### ENTRIES SUPPLIED
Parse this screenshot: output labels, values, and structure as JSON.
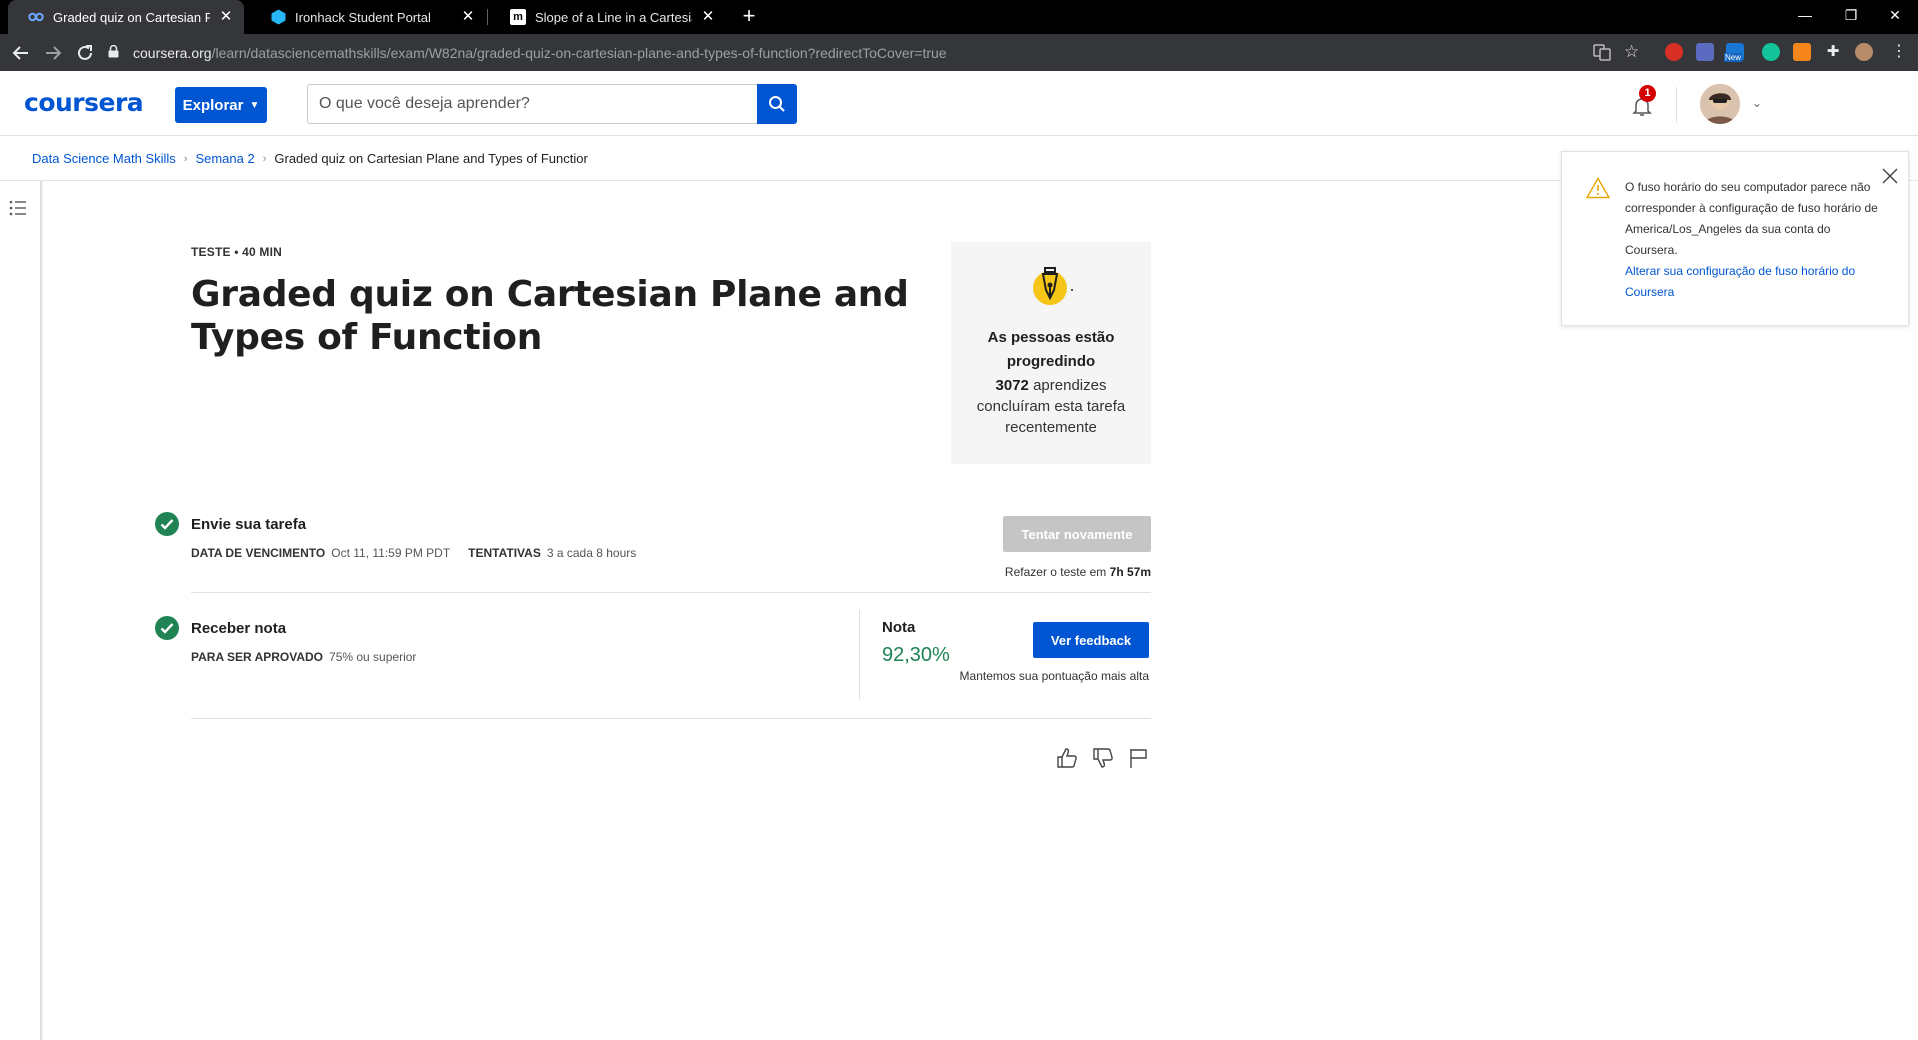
{
  "browser": {
    "tabs": [
      {
        "title": "Graded quiz on Cartesian Plane a",
        "active": true
      },
      {
        "title": "Ironhack Student Portal",
        "active": false
      },
      {
        "title": "Slope of a Line in a Cartesian Pla",
        "active": false
      }
    ],
    "url_host": "coursera.org",
    "url_path": "/learn/datasciencemathskills/exam/W82na/graded-quiz-on-cartesian-plane-and-types-of-function?redirectToCover=true",
    "extension_new_badge": "New"
  },
  "header": {
    "logo": "coursera",
    "explore_label": "Explorar",
    "search_placeholder": "O que você deseja aprender?",
    "notification_count": "1"
  },
  "breadcrumb": {
    "items": [
      "Data Science Math Skills",
      "Semana 2",
      "Graded quiz on Cartesian Plane and Types of Functior"
    ]
  },
  "quiz": {
    "kicker": "TESTE • 40 MIN",
    "title": "Graded quiz on Cartesian Plane and Types of Function"
  },
  "progress_card": {
    "heading": "As pessoas estão progredindo",
    "count": "3072",
    "text_after_count": " aprendizes concluíram esta tarefa recentemente"
  },
  "submit_step": {
    "title": "Envie sua tarefa",
    "due_label": "DATA DE VENCIMENTO",
    "due_value": "Oct 11, 11:59 PM PDT",
    "attempts_label": "TENTATIVAS",
    "attempts_value": "3 a cada 8 hours",
    "retry_button": "Tentar novamente",
    "retry_note_prefix": "Refazer o teste em ",
    "retry_note_time": "7h 57m"
  },
  "grade_step": {
    "title": "Receber nota",
    "pass_label": "PARA SER APROVADO",
    "pass_value": "75% ou superior",
    "grade_label": "Nota",
    "grade_value": "92,30%",
    "feedback_button": "Ver feedback",
    "grade_note": "Mantemos sua pontuação mais alta"
  },
  "toast": {
    "message": "O fuso horário do seu computador parece não corresponder à configuração de fuso horário de America/Los_Angeles da sua conta do Coursera.",
    "link": "Alterar sua configuração de fuso horário do Coursera"
  },
  "colors": {
    "brand": "#0056d2",
    "success": "#1f8354",
    "disabled_button": "#c5c5c5"
  }
}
######
- INSTRUCTIONS TO FOLLOW -
The data above needs to be retyped exactly, with the images left out.

- RESULT -
Parse this screenshot: output labels, values, and structure as JSON.
{
  "browser": {
    "tabs": [
      {
        "title": "Graded quiz on Cartesian Plane a",
        "active": true
      },
      {
        "title": "Ironhack Student Portal",
        "active": false
      },
      {
        "title": "Slope of a Line in a Cartesian Pla",
        "active": false
      }
    ],
    "url_host": "coursera.org",
    "url_path": "/learn/datasciencemathskills/exam/W82na/graded-quiz-on-cartesian-plane-and-types-of-function?redirectToCover=true",
    "extension_new_badge": "New"
  },
  "header": {
    "logo": "coursera",
    "explore_label": "Explorar",
    "search_placeholder": "O que você deseja aprender?",
    "notification_count": "1"
  },
  "breadcrumb": {
    "items": [
      "Data Science Math Skills",
      "Semana 2",
      "Graded quiz on Cartesian Plane and Types of Functior"
    ]
  },
  "quiz": {
    "kicker": "TESTE • 40 MIN",
    "title": "Graded quiz on Cartesian Plane and Types of Function"
  },
  "progress_card": {
    "heading": "As pessoas estão progredindo",
    "count": "3072",
    "text_after_count": " aprendizes concluíram esta tarefa recentemente"
  },
  "submit_step": {
    "title": "Envie sua tarefa",
    "due_label": "DATA DE VENCIMENTO",
    "due_value": "Oct 11, 11:59 PM PDT",
    "attempts_label": "TENTATIVAS",
    "attempts_value": "3 a cada 8 hours",
    "retry_button": "Tentar novamente",
    "retry_note_prefix": "Refazer o teste em ",
    "retry_note_time": "7h 57m"
  },
  "grade_step": {
    "title": "Receber nota",
    "pass_label": "PARA SER APROVADO",
    "pass_value": "75% ou superior",
    "grade_label": "Nota",
    "grade_value": "92,30%",
    "feedback_button": "Ver feedback",
    "grade_note": "Mantemos sua pontuação mais alta"
  },
  "toast": {
    "message": "O fuso horário do seu computador parece não corresponder à configuração de fuso horário de America/Los_Angeles da sua conta do Coursera.",
    "link": "Alterar sua configuração de fuso horário do Coursera"
  },
  "colors": {
    "brand": "#0056d2",
    "success": "#1f8354",
    "disabled_button": "#c5c5c5"
  }
}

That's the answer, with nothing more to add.